▸ SHORT EXERCISE: Quote the whole listing word for word. Do not include the pictures.

▸ LISTED ENTRIES:

_ _ _

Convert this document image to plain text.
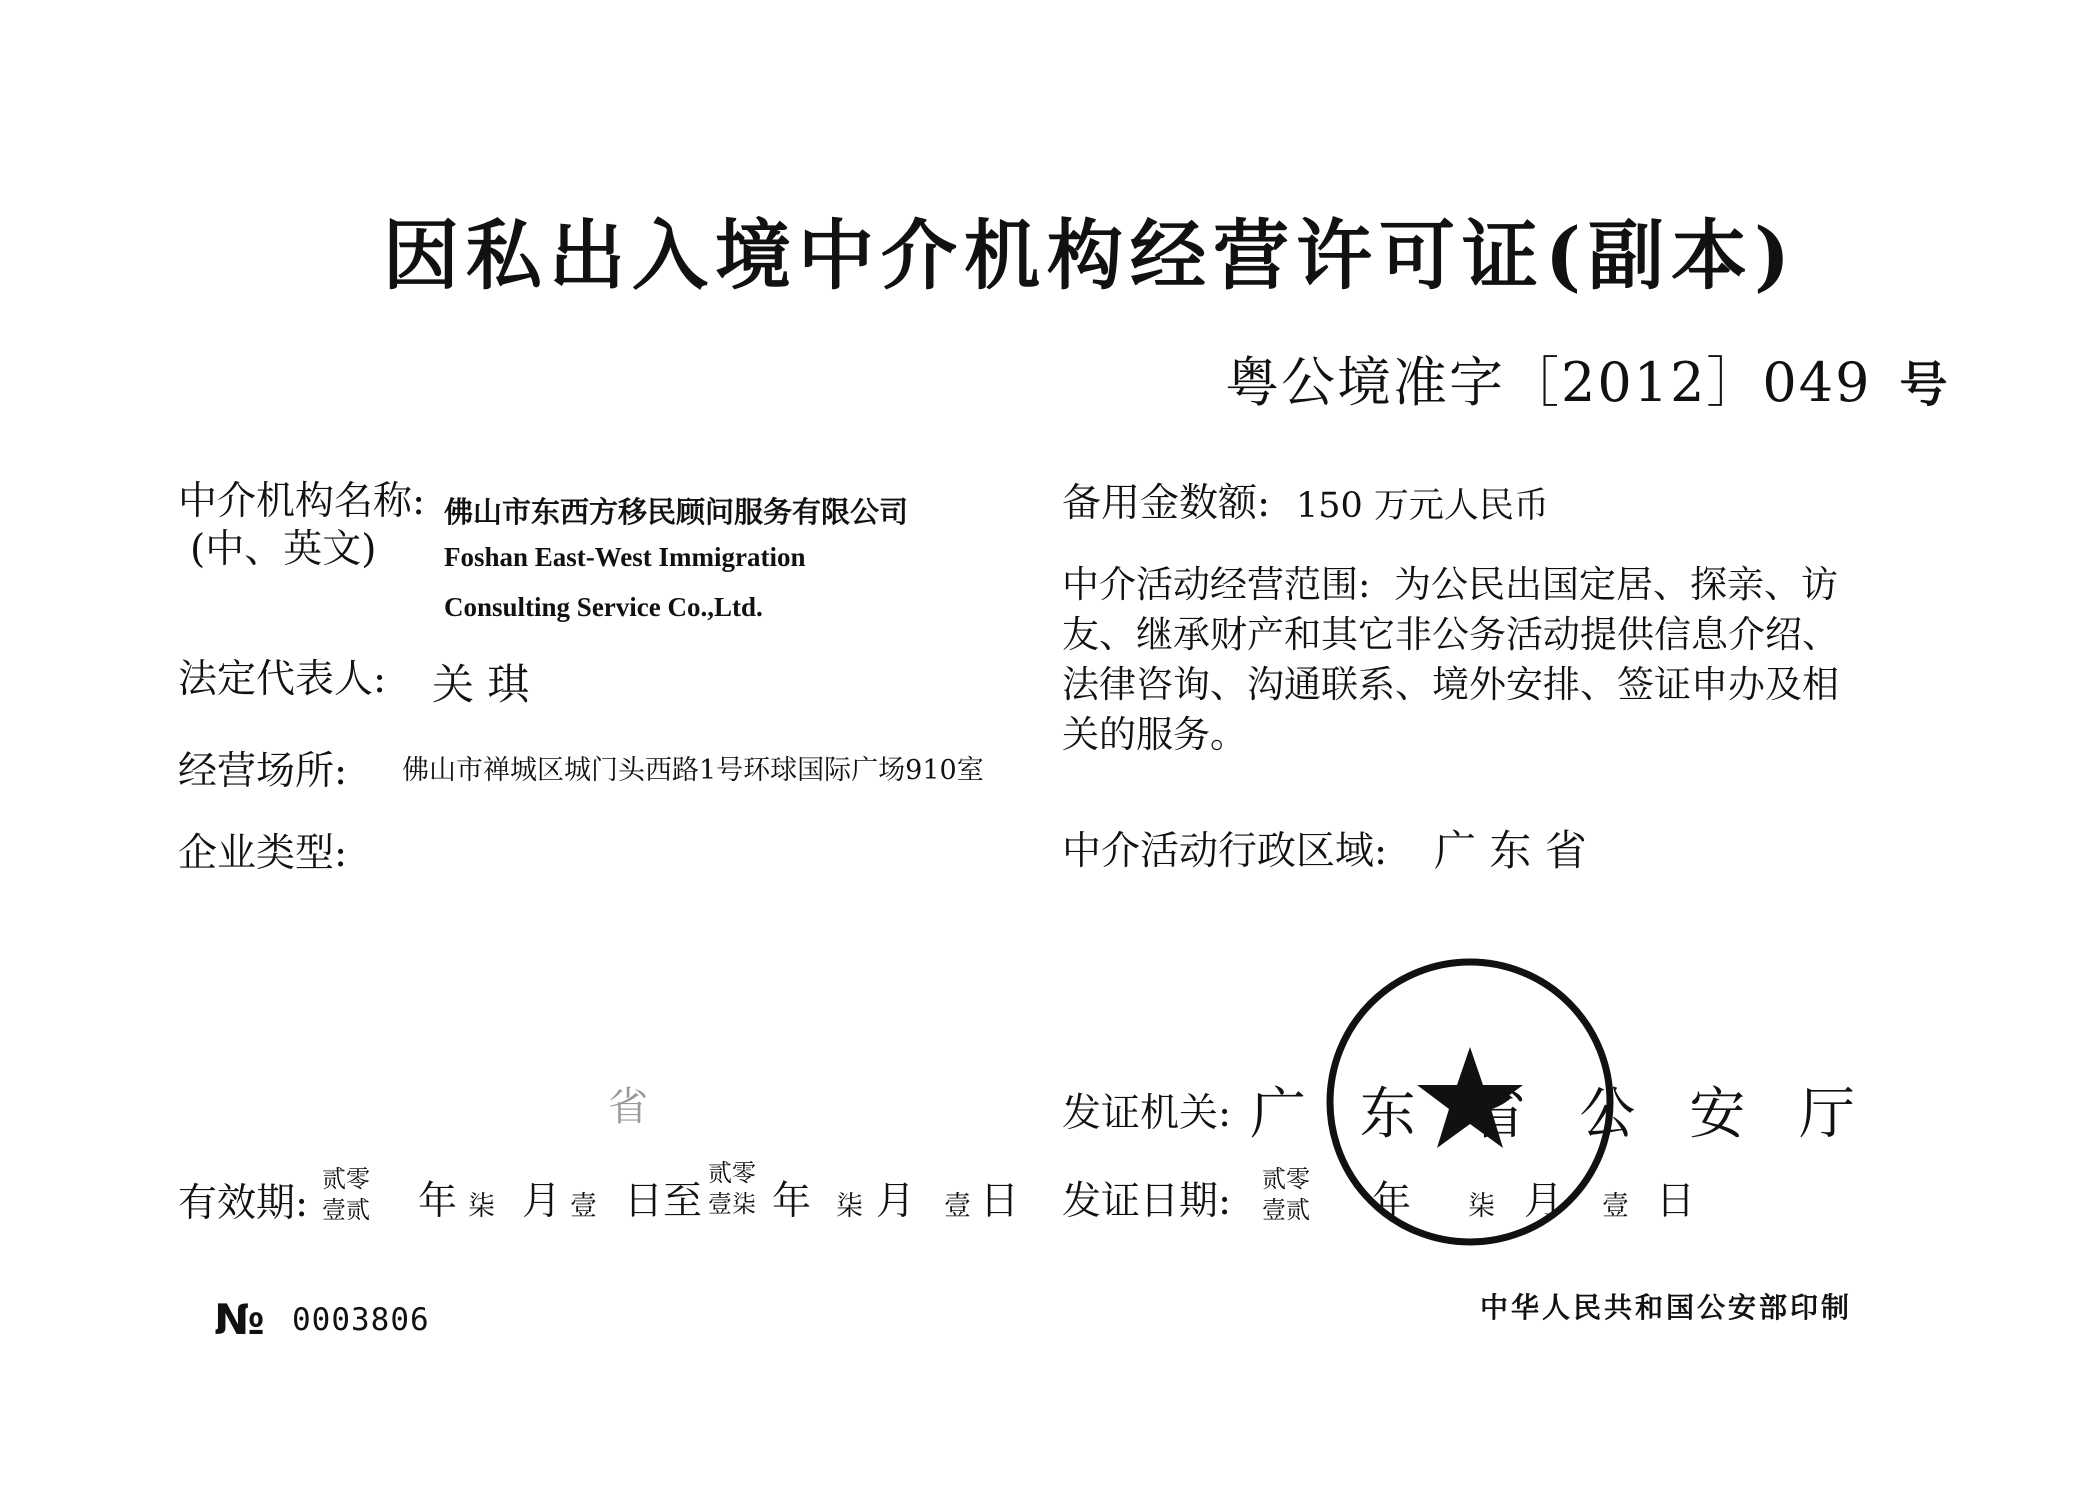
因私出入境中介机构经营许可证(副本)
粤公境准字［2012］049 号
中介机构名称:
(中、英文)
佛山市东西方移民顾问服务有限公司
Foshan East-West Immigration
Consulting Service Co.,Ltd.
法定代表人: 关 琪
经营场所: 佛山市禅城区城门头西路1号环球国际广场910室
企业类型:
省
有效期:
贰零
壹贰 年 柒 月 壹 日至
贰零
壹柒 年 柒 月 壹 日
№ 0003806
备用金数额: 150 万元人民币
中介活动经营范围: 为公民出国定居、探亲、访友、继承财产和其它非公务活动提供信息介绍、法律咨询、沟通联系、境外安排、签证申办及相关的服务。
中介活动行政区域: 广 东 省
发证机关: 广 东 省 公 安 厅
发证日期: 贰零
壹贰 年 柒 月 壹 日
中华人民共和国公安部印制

_ _ _

▸ SOLUTION FOR THIS TASK:
Convert this document image to plain text.
因私出入境中介机构经营许可证(副本)
粤公境准字［2012］049 号
中介机构名称:
(中、英文)
佛山市东西方移民顾问服务有限公司
Foshan East-West Immigration
Consulting Service Co.,Ltd.
法定代表人: 关 琪
经营场所: 佛山市禅城区城门头西路1号环球国际广场910室
企业类型:
省
有效期:
贰零
壹贰 年 柒 月 壹 日至
贰零
壹柒 年 柒 月 壹 日
№ 0003806
备用金数额: 150 万元人民币
中介活动经营范围: 为公民出国定居、探亲、访友、继承财产和其它非公务活动提供信息介绍、法律咨询、沟通联系、境外安排、签证申办及相关的服务。
中介活动行政区域: 广 东 省
发证机关: 广 东 省 公 安 厅
发证日期: 贰零
壹贰 年 柒 月 壹 日
中华人民共和国公安部印制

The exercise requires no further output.